— Short task —
Return the lines where the word "Connecting" occurs.
# Supplied information start
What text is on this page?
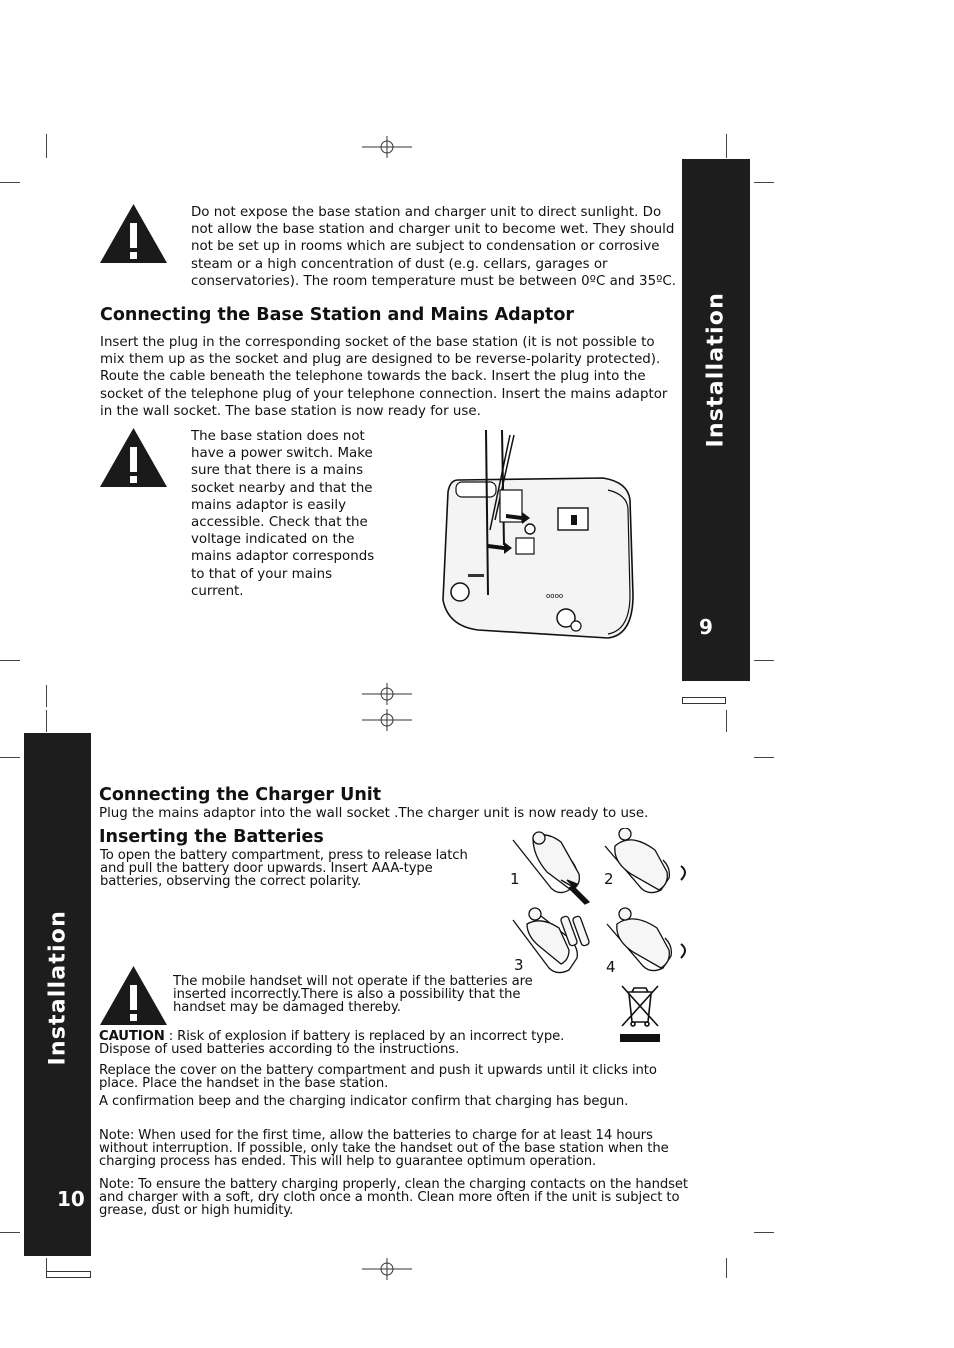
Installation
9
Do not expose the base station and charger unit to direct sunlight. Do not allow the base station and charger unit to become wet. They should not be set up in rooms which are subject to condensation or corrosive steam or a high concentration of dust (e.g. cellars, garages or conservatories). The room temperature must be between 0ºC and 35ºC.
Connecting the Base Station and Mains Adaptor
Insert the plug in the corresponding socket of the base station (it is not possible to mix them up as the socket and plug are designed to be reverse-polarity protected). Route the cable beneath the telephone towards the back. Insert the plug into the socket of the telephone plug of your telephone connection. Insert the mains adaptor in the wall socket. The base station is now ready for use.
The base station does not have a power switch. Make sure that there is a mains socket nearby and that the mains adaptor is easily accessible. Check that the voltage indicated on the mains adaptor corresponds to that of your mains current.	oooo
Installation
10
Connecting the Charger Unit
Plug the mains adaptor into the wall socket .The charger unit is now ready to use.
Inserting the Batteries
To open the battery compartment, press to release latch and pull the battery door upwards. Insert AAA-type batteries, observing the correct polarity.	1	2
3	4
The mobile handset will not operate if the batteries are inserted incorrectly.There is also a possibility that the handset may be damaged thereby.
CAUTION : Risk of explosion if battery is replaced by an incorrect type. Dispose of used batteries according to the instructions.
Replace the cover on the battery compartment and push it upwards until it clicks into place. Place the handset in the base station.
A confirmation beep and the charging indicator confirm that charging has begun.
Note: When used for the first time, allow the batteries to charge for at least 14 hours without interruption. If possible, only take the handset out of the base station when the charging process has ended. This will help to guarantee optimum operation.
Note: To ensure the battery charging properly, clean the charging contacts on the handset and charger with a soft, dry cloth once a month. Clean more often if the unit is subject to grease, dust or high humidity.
# Supplied information end
# Supplied information start
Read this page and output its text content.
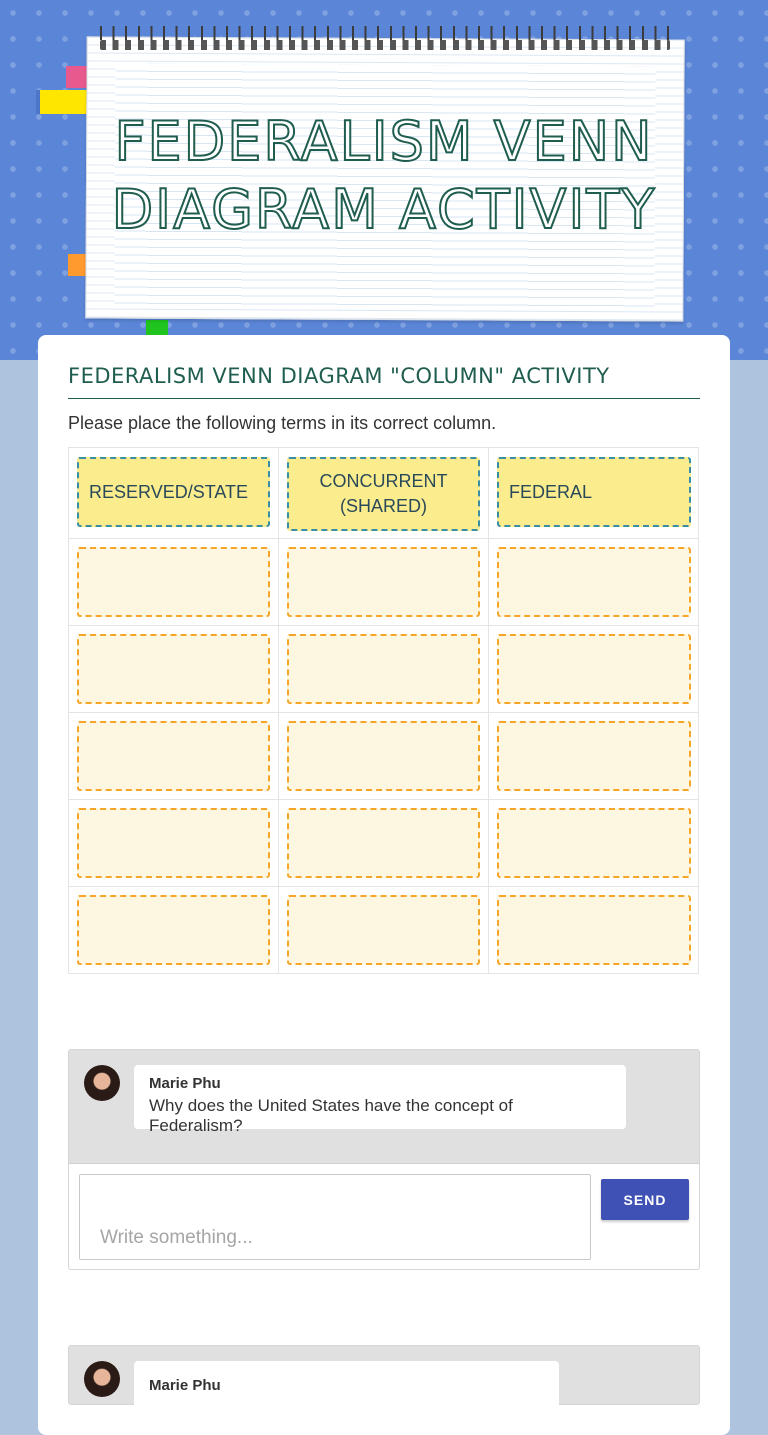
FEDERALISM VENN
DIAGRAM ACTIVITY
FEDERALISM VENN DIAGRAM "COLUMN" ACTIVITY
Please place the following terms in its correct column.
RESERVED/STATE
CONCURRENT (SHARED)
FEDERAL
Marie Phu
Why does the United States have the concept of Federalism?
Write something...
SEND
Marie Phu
# Supplied information end
# Supplied information start
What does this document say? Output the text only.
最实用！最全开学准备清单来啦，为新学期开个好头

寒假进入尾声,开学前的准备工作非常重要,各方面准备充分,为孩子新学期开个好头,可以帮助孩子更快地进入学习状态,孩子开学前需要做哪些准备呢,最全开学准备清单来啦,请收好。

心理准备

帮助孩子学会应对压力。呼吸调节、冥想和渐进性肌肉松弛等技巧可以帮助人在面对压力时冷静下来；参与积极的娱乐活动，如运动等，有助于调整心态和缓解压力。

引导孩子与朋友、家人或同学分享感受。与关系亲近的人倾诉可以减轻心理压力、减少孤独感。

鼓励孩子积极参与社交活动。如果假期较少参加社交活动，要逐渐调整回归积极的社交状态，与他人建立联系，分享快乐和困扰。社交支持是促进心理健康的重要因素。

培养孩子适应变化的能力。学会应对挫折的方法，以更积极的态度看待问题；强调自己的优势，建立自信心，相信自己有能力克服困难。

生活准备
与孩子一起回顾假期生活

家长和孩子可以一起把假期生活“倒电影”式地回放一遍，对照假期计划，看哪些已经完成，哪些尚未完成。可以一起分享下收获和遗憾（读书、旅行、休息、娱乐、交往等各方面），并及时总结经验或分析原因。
# Supplied information end
— Solution for this exercise —
Connecting the Base Station and Mains Adaptor
Connecting the Charger Unit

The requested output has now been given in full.